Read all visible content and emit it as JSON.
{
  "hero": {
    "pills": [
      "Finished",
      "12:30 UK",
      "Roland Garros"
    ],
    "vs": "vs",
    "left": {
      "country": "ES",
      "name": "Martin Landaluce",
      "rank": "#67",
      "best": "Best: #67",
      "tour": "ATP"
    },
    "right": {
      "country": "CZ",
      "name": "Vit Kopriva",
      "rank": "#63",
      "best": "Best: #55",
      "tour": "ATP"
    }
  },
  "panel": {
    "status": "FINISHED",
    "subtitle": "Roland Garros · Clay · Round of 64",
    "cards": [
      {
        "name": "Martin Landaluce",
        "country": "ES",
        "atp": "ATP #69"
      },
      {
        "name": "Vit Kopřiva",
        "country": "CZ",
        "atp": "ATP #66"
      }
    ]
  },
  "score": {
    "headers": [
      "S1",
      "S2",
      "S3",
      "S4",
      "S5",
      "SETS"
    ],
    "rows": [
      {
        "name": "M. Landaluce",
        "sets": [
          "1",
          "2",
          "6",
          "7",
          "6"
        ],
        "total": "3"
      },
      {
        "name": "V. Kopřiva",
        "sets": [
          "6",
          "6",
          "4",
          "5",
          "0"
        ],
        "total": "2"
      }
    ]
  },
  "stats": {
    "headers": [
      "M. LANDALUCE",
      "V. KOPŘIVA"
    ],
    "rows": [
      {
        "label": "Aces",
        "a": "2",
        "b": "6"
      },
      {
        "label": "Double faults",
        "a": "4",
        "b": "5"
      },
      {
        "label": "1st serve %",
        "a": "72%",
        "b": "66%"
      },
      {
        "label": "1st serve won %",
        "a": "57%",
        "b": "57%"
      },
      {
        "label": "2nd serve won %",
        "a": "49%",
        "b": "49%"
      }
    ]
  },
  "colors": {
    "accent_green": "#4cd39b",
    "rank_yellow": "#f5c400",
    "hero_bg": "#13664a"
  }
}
§
- **Objective**:
Copy every line of the records word for word.

- **Exercise solution**:
Read all visible content and emit it as JSON.
{
  "hero": {
    "pills": [
      "Finished",
      "12:30 UK",
      "Roland Garros"
    ],
    "vs": "vs",
    "left": {
      "country": "ES",
      "name": "Martin Landaluce",
      "rank": "#67",
      "best": "Best: #67",
      "tour": "ATP"
    },
    "right": {
      "country": "CZ",
      "name": "Vit Kopriva",
      "rank": "#63",
      "best": "Best: #55",
      "tour": "ATP"
    }
  },
  "panel": {
    "status": "FINISHED",
    "subtitle": "Roland Garros · Clay · Round of 64",
    "cards": [
      {
        "name": "Martin Landaluce",
        "country": "ES",
        "atp": "ATP #69"
      },
      {
        "name": "Vit Kopřiva",
        "country": "CZ",
        "atp": "ATP #66"
      }
    ]
  },
  "score": {
    "headers": [
      "S1",
      "S2",
      "S3",
      "S4",
      "S5",
      "SETS"
    ],
    "rows": [
      {
        "name": "M. Landaluce",
        "sets": [
          "1",
          "2",
          "6",
          "7",
          "6"
        ],
        "total": "3"
      },
      {
        "name": "V. Kopřiva",
        "sets": [
          "6",
          "6",
          "4",
          "5",
          "0"
        ],
        "total": "2"
      }
    ]
  },
  "stats": {
    "headers": [
      "M. LANDALUCE",
      "V. KOPŘIVA"
    ],
    "rows": [
      {
        "label": "Aces",
        "a": "2",
        "b": "6"
      },
      {
        "label": "Double faults",
        "a": "4",
        "b": "5"
      },
      {
        "label": "1st serve %",
        "a": "72%",
        "b": "66%"
      },
      {
        "label": "1st serve won %",
        "a": "57%",
        "b": "57%"
      },
      {
        "label": "2nd serve won %",
        "a": "49%",
        "b": "49%"
      }
    ]
  },
  "colors": {
    "accent_green": "#4cd39b",
    "rank_yellow": "#f5c400",
    "hero_bg": "#13664a"
  }
}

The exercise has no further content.